Copy every record below exactly as written, but leave out the pictures.

#####

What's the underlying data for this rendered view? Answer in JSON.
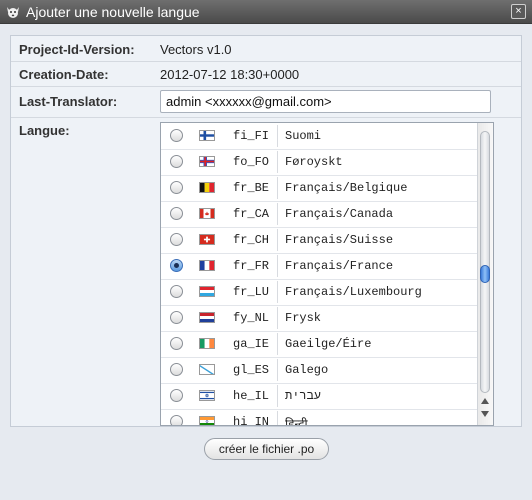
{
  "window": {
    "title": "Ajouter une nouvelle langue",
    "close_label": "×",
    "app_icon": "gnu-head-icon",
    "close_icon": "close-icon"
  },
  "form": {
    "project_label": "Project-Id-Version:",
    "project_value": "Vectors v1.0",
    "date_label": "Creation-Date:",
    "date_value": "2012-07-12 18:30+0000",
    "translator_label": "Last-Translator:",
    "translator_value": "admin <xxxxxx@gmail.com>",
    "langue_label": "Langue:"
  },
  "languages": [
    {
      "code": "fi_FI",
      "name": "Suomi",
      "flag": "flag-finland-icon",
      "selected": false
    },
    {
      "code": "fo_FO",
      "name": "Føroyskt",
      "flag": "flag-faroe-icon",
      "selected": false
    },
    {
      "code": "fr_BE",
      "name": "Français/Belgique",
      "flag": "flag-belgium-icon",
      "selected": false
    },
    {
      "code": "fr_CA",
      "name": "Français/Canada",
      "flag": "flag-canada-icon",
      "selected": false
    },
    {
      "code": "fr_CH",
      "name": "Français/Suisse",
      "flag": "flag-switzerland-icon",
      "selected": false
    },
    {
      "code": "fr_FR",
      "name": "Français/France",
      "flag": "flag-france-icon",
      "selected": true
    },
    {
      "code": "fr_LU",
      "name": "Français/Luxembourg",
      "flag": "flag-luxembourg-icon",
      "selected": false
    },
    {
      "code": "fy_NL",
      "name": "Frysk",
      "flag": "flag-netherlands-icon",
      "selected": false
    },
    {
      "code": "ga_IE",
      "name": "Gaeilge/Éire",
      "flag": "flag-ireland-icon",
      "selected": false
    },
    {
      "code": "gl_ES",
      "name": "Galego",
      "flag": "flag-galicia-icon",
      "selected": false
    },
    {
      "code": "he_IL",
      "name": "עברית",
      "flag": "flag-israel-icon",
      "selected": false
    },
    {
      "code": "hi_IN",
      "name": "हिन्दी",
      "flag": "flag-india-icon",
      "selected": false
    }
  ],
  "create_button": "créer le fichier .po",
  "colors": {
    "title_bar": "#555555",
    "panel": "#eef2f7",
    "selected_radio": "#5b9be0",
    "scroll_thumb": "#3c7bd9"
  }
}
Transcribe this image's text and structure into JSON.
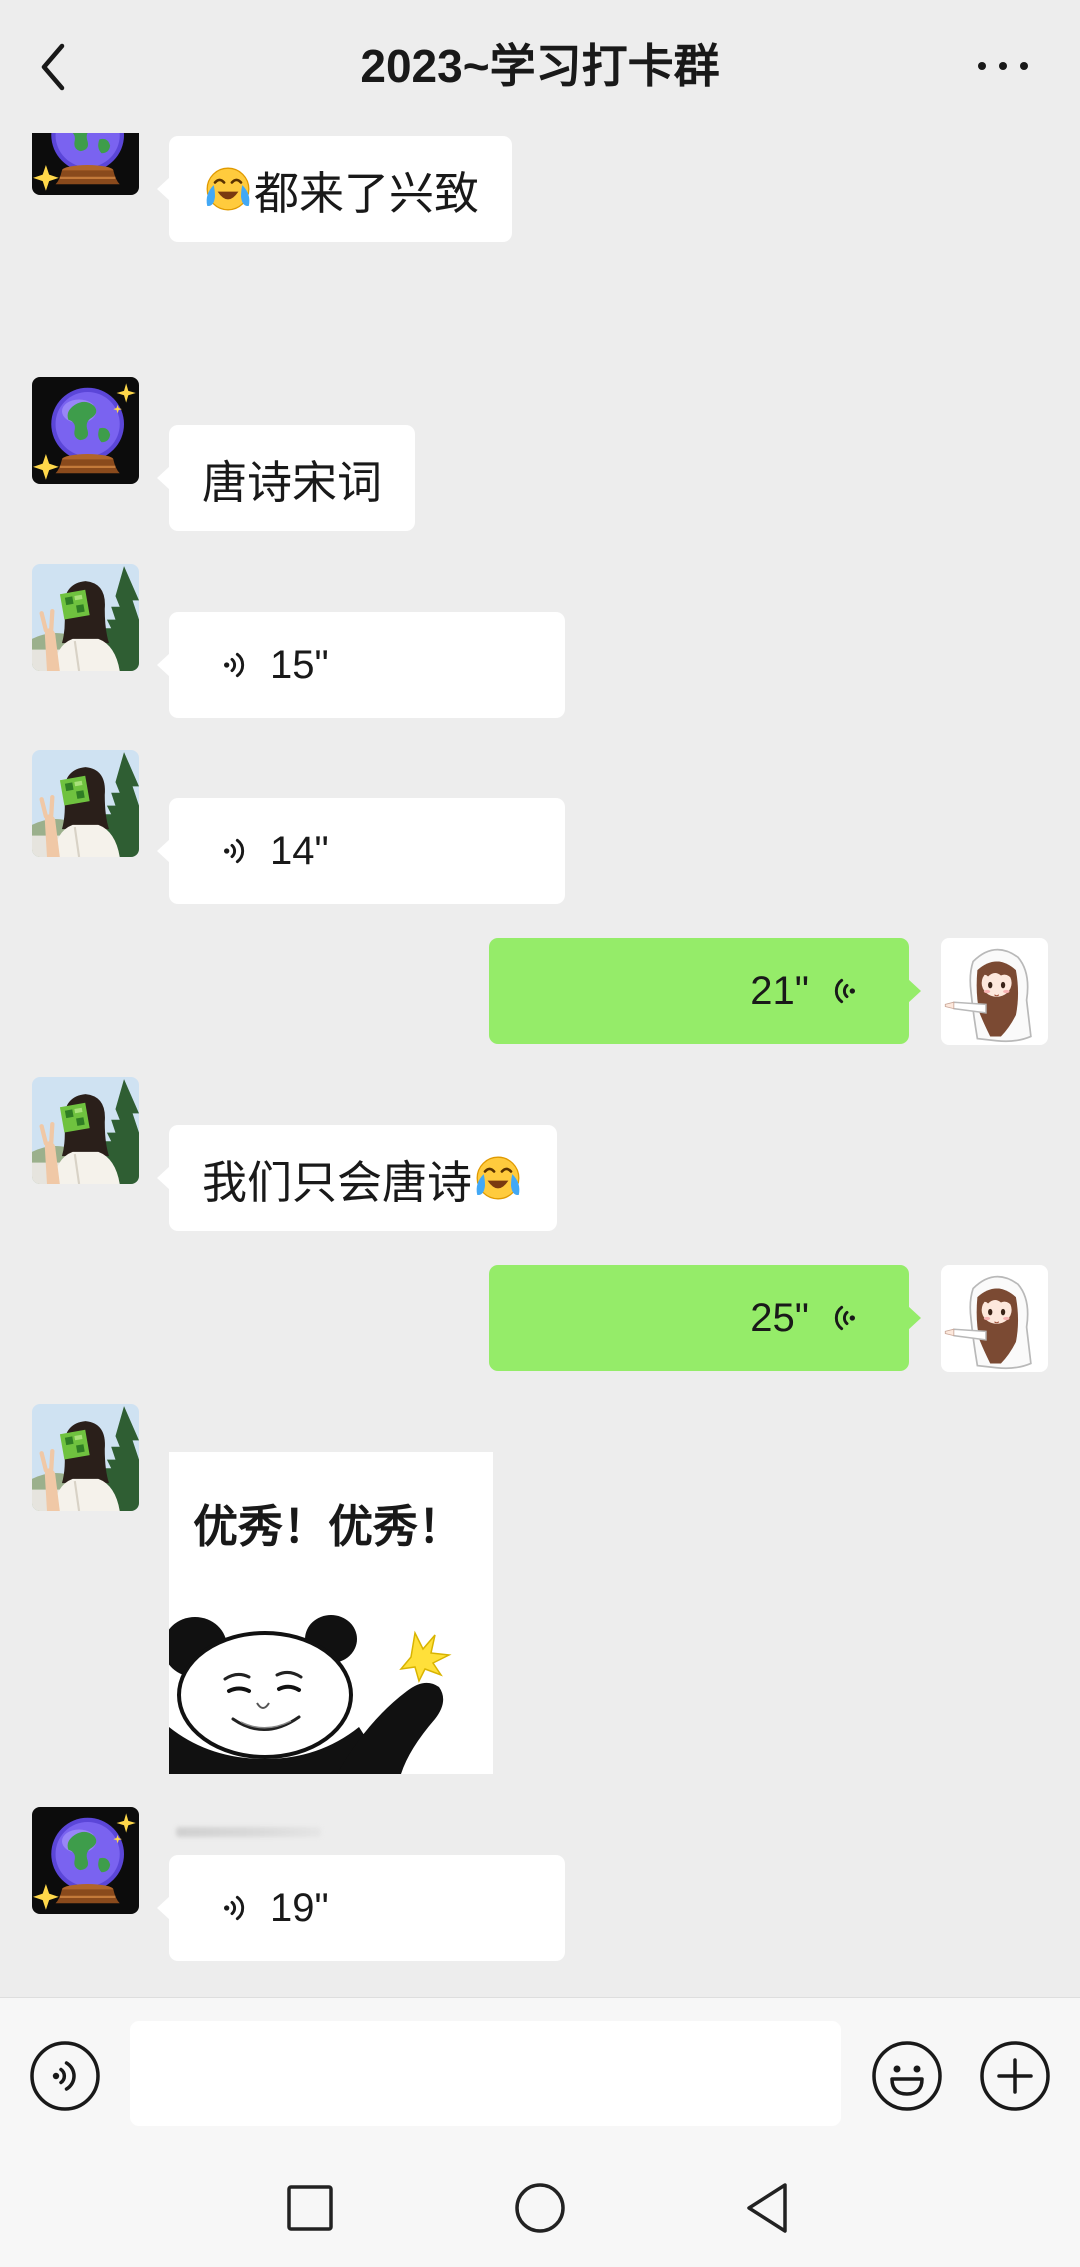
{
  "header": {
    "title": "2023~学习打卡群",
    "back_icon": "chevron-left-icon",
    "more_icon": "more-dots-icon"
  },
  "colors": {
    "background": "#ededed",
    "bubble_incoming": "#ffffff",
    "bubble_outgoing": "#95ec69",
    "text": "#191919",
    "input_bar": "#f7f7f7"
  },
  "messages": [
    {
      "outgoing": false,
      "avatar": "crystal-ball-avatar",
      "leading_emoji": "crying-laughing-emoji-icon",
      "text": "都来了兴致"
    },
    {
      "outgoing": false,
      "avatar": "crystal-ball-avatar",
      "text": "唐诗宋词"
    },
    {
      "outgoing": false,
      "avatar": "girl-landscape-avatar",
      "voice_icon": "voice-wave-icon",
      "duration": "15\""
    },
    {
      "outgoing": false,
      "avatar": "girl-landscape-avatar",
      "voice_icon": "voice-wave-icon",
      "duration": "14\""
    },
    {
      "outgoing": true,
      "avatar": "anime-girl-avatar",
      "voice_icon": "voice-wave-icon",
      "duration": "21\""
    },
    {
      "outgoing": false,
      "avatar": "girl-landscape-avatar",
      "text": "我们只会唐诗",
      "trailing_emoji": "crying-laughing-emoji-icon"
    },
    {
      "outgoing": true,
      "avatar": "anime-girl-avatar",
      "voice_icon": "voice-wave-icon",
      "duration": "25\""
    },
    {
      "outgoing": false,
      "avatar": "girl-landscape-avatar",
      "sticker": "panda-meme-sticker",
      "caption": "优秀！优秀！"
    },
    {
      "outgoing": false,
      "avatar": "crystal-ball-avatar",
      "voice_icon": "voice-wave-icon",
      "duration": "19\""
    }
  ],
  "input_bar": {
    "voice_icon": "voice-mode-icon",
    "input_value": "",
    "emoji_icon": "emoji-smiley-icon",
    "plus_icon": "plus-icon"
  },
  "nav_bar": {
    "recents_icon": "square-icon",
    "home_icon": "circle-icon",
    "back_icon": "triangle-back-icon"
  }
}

#####

• **EXPECTED ANSWER**
What's the underlying data for this rendered view? Answer in JSON.
{
  "window": {
    "title": "Ajouter une nouvelle langue",
    "close_label": "×",
    "app_icon": "gnu-head-icon",
    "close_icon": "close-icon"
  },
  "form": {
    "project_label": "Project-Id-Version:",
    "project_value": "Vectors v1.0",
    "date_label": "Creation-Date:",
    "date_value": "2012-07-12 18:30+0000",
    "translator_label": "Last-Translator:",
    "translator_value": "admin <xxxxxx@gmail.com>",
    "langue_label": "Langue:"
  },
  "languages": [
    {
      "code": "fi_FI",
      "name": "Suomi",
      "flag": "flag-finland-icon",
      "selected": false
    },
    {
      "code": "fo_FO",
      "name": "Føroyskt",
      "flag": "flag-faroe-icon",
      "selected": false
    },
    {
      "code": "fr_BE",
      "name": "Français/Belgique",
      "flag": "flag-belgium-icon",
      "selected": false
    },
    {
      "code": "fr_CA",
      "name": "Français/Canada",
      "flag": "flag-canada-icon",
      "selected": false
    },
    {
      "code": "fr_CH",
      "name": "Français/Suisse",
      "flag": "flag-switzerland-icon",
      "selected": false
    },
    {
      "code": "fr_FR",
      "name": "Français/France",
      "flag": "flag-france-icon",
      "selected": true
    },
    {
      "code": "fr_LU",
      "name": "Français/Luxembourg",
      "flag": "flag-luxembourg-icon",
      "selected": false
    },
    {
      "code": "fy_NL",
      "name": "Frysk",
      "flag": "flag-netherlands-icon",
      "selected": false
    },
    {
      "code": "ga_IE",
      "name": "Gaeilge/Éire",
      "flag": "flag-ireland-icon",
      "selected": false
    },
    {
      "code": "gl_ES",
      "name": "Galego",
      "flag": "flag-galicia-icon",
      "selected": false
    },
    {
      "code": "he_IL",
      "name": "עברית",
      "flag": "flag-israel-icon",
      "selected": false
    },
    {
      "code": "hi_IN",
      "name": "हिन्दी",
      "flag": "flag-india-icon",
      "selected": false
    }
  ],
  "create_button": "créer le fichier .po",
  "colors": {
    "title_bar": "#555555",
    "panel": "#eef2f7",
    "selected_radio": "#5b9be0",
    "scroll_thumb": "#3c7bd9"
  }
}
Transcribe this image's text and structure into JSON.
{
  "header": {
    "title": "2023~学习打卡群",
    "back_icon": "chevron-left-icon",
    "more_icon": "more-dots-icon"
  },
  "colors": {
    "background": "#ededed",
    "bubble_incoming": "#ffffff",
    "bubble_outgoing": "#95ec69",
    "text": "#191919",
    "input_bar": "#f7f7f7"
  },
  "messages": [
    {
      "outgoing": false,
      "avatar": "crystal-ball-avatar",
      "leading_emoji": "crying-laughing-emoji-icon",
      "text": "都来了兴致"
    },
    {
      "outgoing": false,
      "avatar": "crystal-ball-avatar",
      "text": "唐诗宋词"
    },
    {
      "outgoing": false,
      "avatar": "girl-landscape-avatar",
      "voice_icon": "voice-wave-icon",
      "duration": "15\""
    },
    {
      "outgoing": false,
      "avatar": "girl-landscape-avatar",
      "voice_icon": "voice-wave-icon",
      "duration": "14\""
    },
    {
      "outgoing": true,
      "avatar": "anime-girl-avatar",
      "voice_icon": "voice-wave-icon",
      "duration": "21\""
    },
    {
      "outgoing": false,
      "avatar": "girl-landscape-avatar",
      "text": "我们只会唐诗",
      "trailing_emoji": "crying-laughing-emoji-icon"
    },
    {
      "outgoing": true,
      "avatar": "anime-girl-avatar",
      "voice_icon": "voice-wave-icon",
      "duration": "25\""
    },
    {
      "outgoing": false,
      "avatar": "girl-landscape-avatar",
      "sticker": "panda-meme-sticker",
      "caption": "优秀！优秀！"
    },
    {
      "outgoing": false,
      "avatar": "crystal-ball-avatar",
      "voice_icon": "voice-wave-icon",
      "duration": "19\""
    }
  ],
  "input_bar": {
    "voice_icon": "voice-mode-icon",
    "input_value": "",
    "emoji_icon": "emoji-smiley-icon",
    "plus_icon": "plus-icon"
  },
  "nav_bar": {
    "recents_icon": "square-icon",
    "home_icon": "circle-icon",
    "back_icon": "triangle-back-icon"
  }
}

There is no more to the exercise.